#### Extracted records:
======

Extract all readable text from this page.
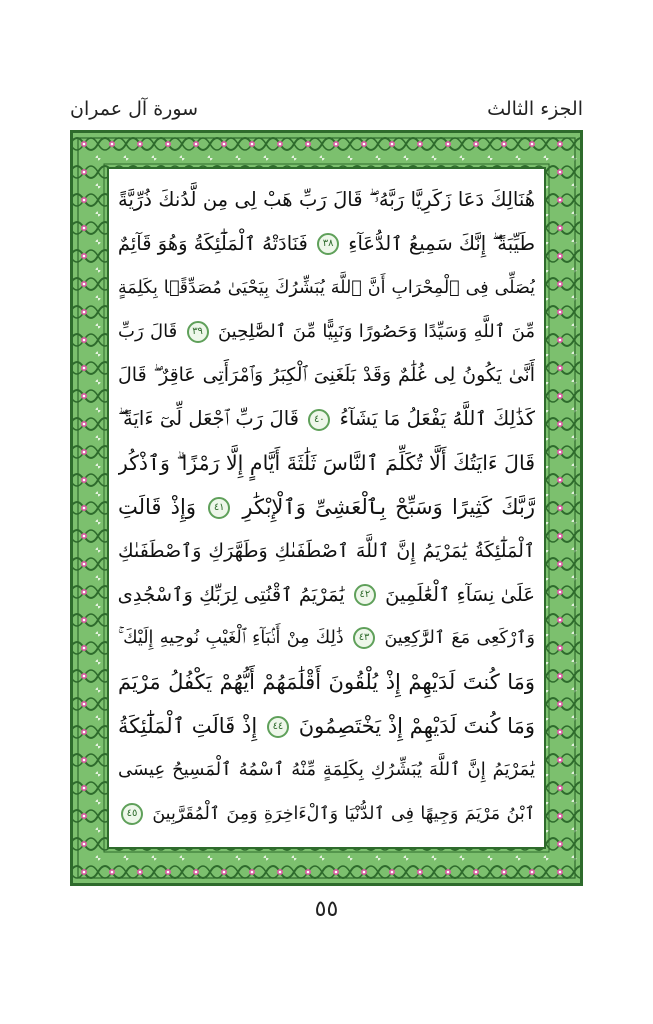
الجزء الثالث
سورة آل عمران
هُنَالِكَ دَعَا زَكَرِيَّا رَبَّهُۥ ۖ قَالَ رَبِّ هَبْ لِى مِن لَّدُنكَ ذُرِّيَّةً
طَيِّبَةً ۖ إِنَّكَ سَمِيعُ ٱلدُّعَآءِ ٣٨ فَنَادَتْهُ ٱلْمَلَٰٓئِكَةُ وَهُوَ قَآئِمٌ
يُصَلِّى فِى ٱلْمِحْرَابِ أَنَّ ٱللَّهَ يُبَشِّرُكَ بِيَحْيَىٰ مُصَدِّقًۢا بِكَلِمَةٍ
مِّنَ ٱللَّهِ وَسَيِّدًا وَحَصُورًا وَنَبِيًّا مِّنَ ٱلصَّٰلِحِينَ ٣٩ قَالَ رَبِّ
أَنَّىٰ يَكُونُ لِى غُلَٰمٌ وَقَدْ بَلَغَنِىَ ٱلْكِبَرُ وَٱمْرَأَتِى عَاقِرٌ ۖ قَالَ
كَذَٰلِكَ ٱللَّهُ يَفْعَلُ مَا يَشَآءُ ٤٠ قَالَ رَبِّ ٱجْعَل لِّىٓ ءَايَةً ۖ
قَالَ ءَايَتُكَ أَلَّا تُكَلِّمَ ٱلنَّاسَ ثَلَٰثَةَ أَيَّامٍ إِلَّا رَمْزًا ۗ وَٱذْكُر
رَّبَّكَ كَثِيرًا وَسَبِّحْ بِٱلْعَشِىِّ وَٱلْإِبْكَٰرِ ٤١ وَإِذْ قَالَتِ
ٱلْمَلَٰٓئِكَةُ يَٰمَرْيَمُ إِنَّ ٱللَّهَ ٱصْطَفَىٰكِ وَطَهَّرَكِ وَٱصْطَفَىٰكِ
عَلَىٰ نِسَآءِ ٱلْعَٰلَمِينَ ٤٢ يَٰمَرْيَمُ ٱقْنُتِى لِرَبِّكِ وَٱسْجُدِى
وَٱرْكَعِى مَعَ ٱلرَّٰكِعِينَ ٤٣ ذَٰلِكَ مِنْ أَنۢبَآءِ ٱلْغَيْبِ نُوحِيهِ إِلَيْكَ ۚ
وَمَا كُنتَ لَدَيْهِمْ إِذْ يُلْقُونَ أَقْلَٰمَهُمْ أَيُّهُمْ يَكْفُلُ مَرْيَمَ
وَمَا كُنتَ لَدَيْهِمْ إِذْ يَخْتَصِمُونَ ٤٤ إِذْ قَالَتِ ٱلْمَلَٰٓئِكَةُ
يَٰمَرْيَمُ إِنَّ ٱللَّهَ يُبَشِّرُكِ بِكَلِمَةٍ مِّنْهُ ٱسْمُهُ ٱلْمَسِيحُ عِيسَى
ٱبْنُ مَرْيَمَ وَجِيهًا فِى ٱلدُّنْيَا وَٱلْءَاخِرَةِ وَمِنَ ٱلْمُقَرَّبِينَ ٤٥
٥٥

======

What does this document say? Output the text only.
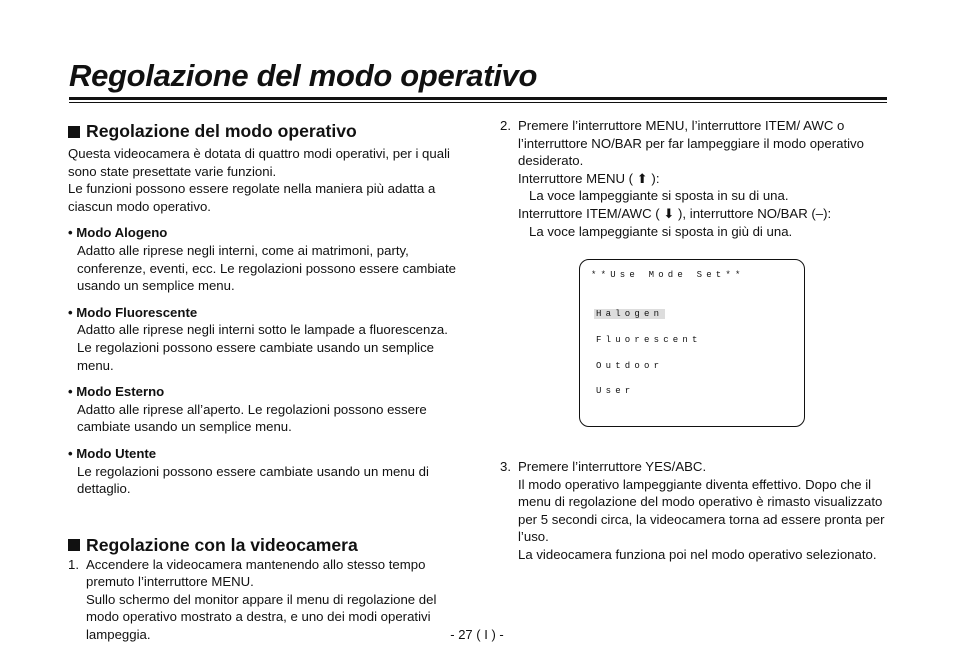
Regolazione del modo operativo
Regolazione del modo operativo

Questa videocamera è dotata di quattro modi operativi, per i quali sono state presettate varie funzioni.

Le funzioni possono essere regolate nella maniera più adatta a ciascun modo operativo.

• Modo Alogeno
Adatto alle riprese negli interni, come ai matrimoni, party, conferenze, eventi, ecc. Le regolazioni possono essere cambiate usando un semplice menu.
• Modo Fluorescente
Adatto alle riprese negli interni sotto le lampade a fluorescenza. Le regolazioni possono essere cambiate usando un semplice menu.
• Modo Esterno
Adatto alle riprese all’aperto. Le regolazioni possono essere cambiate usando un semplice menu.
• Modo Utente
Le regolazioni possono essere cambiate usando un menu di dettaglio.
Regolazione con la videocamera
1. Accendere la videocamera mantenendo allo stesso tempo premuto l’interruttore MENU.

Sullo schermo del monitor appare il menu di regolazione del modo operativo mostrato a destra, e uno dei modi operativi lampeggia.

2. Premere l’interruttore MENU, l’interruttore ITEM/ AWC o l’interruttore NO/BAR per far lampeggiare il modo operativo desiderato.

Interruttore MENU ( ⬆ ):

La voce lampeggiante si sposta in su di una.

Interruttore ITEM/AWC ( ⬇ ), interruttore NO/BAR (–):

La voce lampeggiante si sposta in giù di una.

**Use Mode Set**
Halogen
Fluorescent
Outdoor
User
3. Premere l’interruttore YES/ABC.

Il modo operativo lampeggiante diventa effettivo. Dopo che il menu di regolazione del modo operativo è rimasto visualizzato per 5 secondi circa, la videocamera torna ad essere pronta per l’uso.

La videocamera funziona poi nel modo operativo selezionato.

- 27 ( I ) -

======

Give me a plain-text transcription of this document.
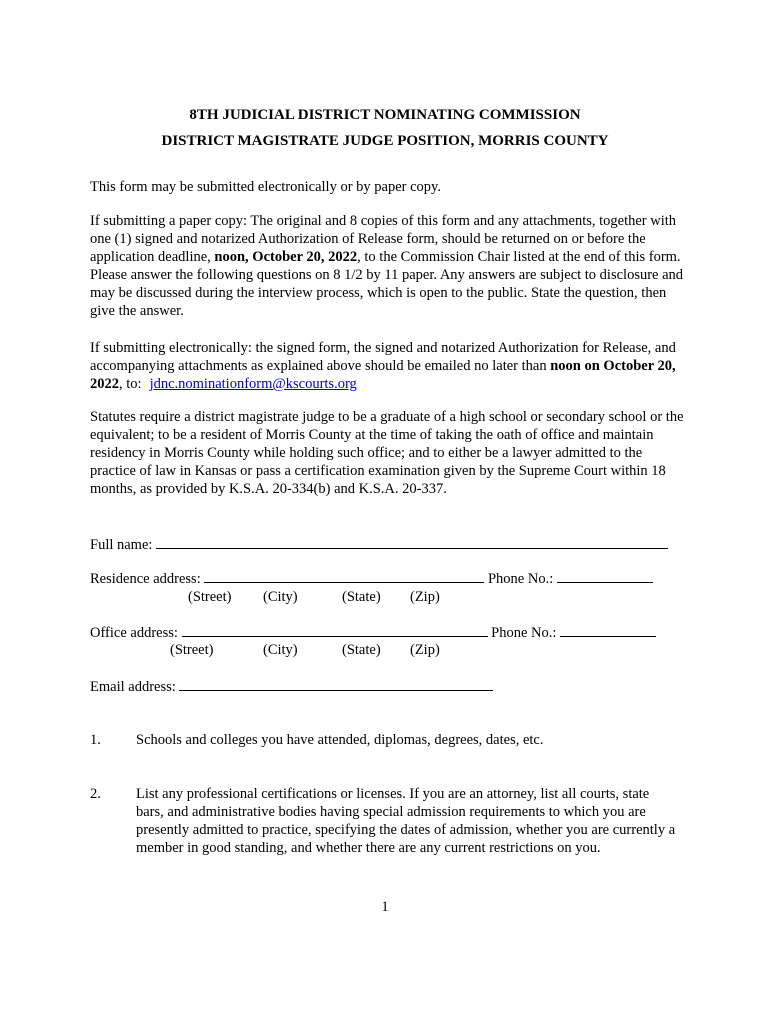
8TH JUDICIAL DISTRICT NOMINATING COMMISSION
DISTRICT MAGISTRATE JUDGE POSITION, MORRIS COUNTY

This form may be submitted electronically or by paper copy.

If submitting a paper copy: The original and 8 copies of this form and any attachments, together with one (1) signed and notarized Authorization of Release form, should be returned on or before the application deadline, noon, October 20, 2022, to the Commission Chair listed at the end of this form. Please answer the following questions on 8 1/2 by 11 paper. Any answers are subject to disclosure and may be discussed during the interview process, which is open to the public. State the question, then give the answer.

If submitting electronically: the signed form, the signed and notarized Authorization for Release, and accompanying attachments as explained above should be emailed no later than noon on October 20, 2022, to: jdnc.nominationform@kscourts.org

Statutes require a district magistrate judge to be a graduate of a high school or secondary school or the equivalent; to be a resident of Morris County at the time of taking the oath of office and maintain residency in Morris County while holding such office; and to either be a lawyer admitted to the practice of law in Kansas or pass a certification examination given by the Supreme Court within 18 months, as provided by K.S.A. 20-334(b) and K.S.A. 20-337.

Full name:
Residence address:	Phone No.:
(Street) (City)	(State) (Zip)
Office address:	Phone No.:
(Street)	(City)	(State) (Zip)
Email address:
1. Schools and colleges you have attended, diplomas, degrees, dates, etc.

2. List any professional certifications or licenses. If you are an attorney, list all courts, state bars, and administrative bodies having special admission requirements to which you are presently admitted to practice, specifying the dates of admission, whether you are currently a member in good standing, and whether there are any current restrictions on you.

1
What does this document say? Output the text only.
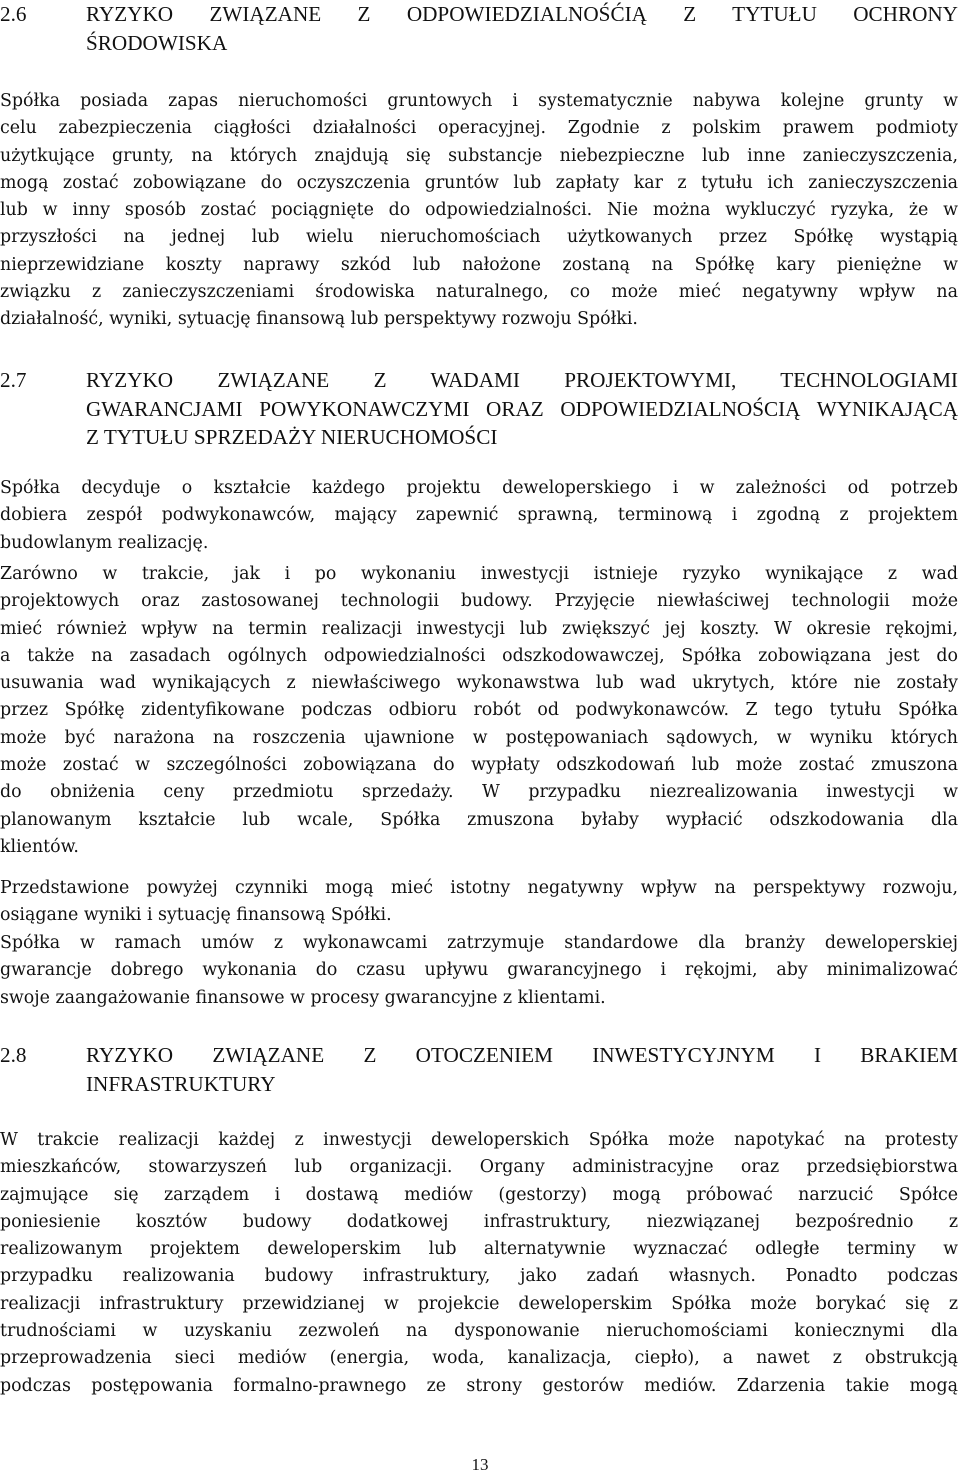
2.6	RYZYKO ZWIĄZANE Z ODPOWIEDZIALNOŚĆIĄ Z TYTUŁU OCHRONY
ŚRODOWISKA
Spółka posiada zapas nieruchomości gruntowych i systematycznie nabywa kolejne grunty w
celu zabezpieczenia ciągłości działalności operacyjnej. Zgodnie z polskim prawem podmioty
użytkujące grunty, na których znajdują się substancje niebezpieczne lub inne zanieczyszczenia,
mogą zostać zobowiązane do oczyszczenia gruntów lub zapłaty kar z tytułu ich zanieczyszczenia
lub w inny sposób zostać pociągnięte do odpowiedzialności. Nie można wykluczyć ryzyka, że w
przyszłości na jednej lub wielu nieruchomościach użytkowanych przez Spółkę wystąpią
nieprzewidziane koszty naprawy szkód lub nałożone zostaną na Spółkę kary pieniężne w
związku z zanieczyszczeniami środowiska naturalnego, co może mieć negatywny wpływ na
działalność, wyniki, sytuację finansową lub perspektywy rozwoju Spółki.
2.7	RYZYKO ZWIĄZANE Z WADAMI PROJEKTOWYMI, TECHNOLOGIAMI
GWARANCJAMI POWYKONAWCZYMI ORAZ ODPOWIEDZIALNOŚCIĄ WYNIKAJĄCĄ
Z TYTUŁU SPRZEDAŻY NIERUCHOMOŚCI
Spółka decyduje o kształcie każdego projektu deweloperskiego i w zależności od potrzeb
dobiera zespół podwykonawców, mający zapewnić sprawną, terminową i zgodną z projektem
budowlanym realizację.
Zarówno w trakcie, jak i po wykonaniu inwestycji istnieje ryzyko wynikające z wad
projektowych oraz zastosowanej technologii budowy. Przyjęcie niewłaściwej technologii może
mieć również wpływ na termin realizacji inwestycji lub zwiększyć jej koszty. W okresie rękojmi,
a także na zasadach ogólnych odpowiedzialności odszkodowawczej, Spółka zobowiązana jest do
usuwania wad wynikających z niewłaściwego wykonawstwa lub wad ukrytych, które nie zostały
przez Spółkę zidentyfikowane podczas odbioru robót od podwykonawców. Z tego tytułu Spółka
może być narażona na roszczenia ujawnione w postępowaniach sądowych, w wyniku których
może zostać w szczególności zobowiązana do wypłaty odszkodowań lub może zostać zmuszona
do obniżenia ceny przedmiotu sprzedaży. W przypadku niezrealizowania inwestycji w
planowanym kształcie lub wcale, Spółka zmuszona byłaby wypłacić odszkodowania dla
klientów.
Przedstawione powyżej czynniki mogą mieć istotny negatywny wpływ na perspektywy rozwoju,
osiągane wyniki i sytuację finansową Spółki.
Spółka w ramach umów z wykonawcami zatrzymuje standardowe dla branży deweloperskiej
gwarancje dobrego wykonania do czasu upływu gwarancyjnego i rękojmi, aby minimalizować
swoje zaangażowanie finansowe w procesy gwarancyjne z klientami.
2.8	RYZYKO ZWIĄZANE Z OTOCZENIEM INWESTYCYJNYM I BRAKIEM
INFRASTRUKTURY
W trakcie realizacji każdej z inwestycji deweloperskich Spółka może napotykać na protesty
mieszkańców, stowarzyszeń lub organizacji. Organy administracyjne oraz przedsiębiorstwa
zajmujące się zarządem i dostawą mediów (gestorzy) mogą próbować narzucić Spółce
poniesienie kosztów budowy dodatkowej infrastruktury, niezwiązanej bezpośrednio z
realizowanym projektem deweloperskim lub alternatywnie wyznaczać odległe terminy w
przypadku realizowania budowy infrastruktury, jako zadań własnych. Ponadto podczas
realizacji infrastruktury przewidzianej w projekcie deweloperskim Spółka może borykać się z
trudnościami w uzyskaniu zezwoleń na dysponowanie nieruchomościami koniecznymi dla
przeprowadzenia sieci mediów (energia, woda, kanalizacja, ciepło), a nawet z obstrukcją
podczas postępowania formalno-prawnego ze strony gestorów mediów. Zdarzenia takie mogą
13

======

#### What is being asked:
Copy every line from the entries that contains the word "wpływ".

#### Answer to this exercise:
związku z zanieczyszczeniami środowiska naturalnego, co może mieć negatywny wpływ na
mieć również wpływ na termin realizacji inwestycji lub zwiększyć jej koszty. W okresie rękojmi,
Przedstawione powyżej czynniki mogą mieć istotny negatywny wpływ na perspektywy rozwoju,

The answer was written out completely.